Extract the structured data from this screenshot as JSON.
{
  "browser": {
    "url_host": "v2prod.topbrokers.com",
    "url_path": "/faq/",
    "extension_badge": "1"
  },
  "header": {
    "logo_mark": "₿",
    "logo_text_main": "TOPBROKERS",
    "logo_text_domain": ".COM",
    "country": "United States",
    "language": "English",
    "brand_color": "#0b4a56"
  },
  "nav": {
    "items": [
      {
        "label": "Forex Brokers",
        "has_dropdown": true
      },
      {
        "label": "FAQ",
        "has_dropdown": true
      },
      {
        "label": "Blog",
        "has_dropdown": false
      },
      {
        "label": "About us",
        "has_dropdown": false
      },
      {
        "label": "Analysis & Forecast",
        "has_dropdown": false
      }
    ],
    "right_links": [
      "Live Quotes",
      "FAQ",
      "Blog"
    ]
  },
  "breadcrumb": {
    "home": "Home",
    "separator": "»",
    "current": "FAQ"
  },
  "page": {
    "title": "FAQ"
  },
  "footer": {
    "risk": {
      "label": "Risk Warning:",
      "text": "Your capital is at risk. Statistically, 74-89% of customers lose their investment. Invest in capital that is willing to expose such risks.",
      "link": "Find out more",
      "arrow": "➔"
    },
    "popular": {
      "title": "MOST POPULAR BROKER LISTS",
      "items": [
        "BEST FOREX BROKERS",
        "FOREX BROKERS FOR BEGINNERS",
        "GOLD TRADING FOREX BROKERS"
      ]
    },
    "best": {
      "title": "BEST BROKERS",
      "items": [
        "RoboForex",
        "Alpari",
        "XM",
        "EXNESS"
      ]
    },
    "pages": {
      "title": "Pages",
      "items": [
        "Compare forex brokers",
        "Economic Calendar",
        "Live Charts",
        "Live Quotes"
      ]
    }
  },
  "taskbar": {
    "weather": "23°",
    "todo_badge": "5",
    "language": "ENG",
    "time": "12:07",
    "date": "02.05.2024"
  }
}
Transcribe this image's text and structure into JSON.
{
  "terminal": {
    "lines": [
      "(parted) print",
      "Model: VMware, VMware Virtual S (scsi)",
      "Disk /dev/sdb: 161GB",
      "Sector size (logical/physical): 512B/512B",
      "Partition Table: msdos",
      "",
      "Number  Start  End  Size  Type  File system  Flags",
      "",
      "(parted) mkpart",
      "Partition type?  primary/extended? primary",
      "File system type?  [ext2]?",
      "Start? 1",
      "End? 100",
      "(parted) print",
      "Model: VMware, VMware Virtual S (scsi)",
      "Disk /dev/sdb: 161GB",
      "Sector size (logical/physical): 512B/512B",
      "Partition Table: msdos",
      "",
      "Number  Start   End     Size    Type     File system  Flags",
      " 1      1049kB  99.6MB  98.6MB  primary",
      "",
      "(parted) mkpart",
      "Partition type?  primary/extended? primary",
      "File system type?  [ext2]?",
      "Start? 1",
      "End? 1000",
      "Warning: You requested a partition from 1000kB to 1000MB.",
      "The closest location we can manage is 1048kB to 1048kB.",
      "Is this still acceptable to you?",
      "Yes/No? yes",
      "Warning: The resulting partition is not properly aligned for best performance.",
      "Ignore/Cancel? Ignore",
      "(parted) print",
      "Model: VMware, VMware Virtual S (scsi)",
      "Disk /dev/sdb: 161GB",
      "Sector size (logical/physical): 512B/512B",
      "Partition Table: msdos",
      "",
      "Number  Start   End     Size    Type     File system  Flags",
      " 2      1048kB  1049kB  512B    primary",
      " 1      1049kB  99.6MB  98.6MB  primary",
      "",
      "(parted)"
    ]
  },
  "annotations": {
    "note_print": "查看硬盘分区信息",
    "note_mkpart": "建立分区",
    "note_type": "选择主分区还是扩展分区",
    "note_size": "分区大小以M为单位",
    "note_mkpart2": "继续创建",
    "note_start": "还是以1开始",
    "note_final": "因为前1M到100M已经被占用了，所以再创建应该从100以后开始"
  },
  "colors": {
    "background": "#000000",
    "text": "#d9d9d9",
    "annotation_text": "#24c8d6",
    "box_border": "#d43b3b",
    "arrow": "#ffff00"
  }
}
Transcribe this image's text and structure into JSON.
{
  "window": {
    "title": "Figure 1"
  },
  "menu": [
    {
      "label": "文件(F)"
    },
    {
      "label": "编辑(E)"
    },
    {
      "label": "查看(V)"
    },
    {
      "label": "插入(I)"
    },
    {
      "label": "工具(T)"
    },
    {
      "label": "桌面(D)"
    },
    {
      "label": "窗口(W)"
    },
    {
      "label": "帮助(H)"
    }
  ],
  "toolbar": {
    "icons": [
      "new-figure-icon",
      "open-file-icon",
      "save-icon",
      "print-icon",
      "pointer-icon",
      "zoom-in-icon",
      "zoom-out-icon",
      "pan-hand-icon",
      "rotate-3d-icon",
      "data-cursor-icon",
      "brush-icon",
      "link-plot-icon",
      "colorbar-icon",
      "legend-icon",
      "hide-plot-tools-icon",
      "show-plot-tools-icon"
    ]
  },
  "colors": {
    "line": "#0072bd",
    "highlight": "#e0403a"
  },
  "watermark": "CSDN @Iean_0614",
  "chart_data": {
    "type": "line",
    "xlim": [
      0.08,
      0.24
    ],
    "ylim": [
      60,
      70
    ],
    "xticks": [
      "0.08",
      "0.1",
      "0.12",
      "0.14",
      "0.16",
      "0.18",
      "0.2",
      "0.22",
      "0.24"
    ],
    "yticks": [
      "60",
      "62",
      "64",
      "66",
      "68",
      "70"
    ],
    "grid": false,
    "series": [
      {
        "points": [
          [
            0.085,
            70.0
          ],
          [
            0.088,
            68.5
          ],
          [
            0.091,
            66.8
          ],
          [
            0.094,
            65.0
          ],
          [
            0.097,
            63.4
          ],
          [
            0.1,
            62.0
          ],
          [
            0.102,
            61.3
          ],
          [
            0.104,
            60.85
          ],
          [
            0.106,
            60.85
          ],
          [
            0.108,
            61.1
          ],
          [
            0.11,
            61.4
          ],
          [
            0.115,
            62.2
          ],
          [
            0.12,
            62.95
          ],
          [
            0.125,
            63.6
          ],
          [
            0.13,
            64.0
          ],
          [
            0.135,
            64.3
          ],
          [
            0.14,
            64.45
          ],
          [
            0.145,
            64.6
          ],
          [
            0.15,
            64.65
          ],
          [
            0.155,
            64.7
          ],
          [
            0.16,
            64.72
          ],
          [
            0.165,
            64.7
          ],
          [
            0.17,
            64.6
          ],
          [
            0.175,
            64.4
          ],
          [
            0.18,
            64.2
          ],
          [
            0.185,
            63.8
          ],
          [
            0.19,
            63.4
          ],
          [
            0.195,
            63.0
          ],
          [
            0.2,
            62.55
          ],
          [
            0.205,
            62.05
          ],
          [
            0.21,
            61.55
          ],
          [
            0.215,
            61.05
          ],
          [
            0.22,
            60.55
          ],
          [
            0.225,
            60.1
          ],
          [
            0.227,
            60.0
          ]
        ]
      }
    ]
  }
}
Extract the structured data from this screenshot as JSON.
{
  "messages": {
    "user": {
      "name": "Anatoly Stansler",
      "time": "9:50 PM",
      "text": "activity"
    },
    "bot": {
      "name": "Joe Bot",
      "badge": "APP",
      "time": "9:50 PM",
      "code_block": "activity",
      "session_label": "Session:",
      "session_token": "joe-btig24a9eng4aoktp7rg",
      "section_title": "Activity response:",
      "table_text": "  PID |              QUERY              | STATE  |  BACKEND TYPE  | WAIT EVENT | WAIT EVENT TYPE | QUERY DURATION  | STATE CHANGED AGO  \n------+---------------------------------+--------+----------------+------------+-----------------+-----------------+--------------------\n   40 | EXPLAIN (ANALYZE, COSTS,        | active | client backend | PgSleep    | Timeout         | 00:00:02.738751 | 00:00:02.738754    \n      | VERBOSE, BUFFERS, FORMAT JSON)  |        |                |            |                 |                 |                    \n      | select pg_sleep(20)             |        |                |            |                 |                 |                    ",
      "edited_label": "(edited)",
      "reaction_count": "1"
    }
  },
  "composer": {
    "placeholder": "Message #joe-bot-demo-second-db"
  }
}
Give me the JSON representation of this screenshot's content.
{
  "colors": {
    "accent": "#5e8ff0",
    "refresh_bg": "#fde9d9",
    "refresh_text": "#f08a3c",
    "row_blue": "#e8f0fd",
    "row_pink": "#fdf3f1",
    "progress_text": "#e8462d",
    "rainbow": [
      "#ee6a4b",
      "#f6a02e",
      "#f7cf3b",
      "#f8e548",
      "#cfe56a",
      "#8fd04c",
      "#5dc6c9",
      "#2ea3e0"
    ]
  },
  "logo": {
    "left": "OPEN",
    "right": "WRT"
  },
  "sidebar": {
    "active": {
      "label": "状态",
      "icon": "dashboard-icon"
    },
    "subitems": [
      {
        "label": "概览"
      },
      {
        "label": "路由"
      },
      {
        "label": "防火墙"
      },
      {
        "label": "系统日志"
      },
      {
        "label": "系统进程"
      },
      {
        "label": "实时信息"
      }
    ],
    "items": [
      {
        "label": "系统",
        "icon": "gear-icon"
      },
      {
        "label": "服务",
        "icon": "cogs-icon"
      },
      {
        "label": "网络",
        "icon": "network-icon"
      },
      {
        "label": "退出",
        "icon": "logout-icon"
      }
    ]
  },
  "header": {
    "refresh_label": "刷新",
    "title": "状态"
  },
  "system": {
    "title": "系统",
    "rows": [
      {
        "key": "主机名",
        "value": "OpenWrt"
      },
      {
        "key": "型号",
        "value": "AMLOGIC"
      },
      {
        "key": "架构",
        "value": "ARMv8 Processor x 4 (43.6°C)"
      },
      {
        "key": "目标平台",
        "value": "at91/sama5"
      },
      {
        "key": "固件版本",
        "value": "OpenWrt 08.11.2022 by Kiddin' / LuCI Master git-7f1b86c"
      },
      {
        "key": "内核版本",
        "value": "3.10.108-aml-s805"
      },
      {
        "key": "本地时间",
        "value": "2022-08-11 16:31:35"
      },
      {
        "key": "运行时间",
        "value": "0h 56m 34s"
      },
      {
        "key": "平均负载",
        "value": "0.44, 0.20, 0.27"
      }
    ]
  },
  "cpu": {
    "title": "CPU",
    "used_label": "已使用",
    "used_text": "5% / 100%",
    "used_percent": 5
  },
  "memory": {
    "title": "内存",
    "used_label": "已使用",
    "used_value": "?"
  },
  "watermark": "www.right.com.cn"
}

════

Go through the records and show every line with the string "watermark" in it.

* **Finished task**:
  "watermark": "CSDN @Iean_0614",
  "watermark": "www.right.com.cn"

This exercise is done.